— Start PROVIDED INFORMATION —

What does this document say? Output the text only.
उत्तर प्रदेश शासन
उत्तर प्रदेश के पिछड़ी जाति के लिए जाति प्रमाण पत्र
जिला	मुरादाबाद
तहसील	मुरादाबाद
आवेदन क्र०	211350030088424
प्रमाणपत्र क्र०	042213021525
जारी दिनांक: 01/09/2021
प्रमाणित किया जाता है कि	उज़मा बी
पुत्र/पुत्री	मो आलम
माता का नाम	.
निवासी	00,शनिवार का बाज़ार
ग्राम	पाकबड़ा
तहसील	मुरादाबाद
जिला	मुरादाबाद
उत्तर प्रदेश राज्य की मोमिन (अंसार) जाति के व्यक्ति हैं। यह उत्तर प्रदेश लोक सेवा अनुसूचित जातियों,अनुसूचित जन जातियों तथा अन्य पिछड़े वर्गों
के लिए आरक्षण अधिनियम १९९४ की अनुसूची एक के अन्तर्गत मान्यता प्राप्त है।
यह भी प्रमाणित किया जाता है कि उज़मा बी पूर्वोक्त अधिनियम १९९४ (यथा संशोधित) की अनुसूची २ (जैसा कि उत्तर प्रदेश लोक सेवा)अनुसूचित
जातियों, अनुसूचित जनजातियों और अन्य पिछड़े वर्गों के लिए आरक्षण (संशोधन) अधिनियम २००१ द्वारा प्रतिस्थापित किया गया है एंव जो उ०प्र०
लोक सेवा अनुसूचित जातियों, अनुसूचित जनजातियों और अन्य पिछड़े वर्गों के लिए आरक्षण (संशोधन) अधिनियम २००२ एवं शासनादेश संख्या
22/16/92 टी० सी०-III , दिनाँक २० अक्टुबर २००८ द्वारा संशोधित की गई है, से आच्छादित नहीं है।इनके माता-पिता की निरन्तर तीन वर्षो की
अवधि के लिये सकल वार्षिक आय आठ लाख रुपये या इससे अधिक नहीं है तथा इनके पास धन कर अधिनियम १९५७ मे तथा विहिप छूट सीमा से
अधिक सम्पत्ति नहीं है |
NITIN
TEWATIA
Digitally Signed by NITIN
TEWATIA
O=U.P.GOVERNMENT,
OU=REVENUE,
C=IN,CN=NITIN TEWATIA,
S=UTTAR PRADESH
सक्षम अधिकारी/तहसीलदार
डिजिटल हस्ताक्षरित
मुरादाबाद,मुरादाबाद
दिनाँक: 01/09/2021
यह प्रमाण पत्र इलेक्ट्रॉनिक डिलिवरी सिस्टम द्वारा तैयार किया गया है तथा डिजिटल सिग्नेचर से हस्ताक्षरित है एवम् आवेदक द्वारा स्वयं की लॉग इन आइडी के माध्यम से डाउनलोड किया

— End PROVIDED INFORMATION —

» TASK OBJECTIVE:
Write the material out again word for word.

» EXERCISE ANSWER:
What does this document say? Output the text only.
उत्तर प्रदेश शासन
उत्तर प्रदेश के पिछड़ी जाति के लिए जाति प्रमाण पत्र
जिला	मुरादाबाद
तहसील	मुरादाबाद
आवेदन क्र०	211350030088424
प्रमाणपत्र क्र०	042213021525
जारी दिनांक: 01/09/2021
प्रमाणित किया जाता है कि	उज़मा बी
पुत्र/पुत्री	मो आलम
माता का नाम	.
निवासी	00,शनिवार का बाज़ार
ग्राम	पाकबड़ा
तहसील	मुरादाबाद
जिला	मुरादाबाद
उत्तर प्रदेश राज्य की मोमिन (अंसार) जाति के व्यक्ति हैं। यह उत्तर प्रदेश लोक सेवा अनुसूचित जातियों,अनुसूचित जन जातियों तथा अन्य पिछड़े वर्गों
के लिए आरक्षण अधिनियम १९९४ की अनुसूची एक के अन्तर्गत मान्यता प्राप्त है।
यह भी प्रमाणित किया जाता है कि उज़मा बी पूर्वोक्त अधिनियम १९९४ (यथा संशोधित) की अनुसूची २ (जैसा कि उत्तर प्रदेश लोक सेवा)अनुसूचित
जातियों, अनुसूचित जनजातियों और अन्य पिछड़े वर्गों के लिए आरक्षण (संशोधन) अधिनियम २००१ द्वारा प्रतिस्थापित किया गया है एंव जो उ०प्र०
लोक सेवा अनुसूचित जातियों, अनुसूचित जनजातियों और अन्य पिछड़े वर्गों के लिए आरक्षण (संशोधन) अधिनियम २००२ एवं शासनादेश संख्या
22/16/92 टी० सी०-III , दिनाँक २० अक्टुबर २००८ द्वारा संशोधित की गई है, से आच्छादित नहीं है।इनके माता-पिता की निरन्तर तीन वर्षो की
अवधि के लिये सकल वार्षिक आय आठ लाख रुपये या इससे अधिक नहीं है तथा इनके पास धन कर अधिनियम १९५७ मे तथा विहिप छूट सीमा से
अधिक सम्पत्ति नहीं है |
NITIN
TEWATIA
Digitally Signed by NITIN
TEWATIA
O=U.P.GOVERNMENT,
OU=REVENUE,
C=IN,CN=NITIN TEWATIA,
S=UTTAR PRADESH
सक्षम अधिकारी/तहसीलदार
डिजिटल हस्ताक्षरित
मुरादाबाद,मुरादाबाद
दिनाँक: 01/09/2021
यह प्रमाण पत्र इलेक्ट्रॉनिक डिलिवरी सिस्टम द्वारा तैयार किया गया है तथा डिजिटल सिग्नेचर से हस्ताक्षरित है एवम् आवेदक द्वारा स्वयं की लॉग इन आइडी के माध्यम से डाउनलोड किया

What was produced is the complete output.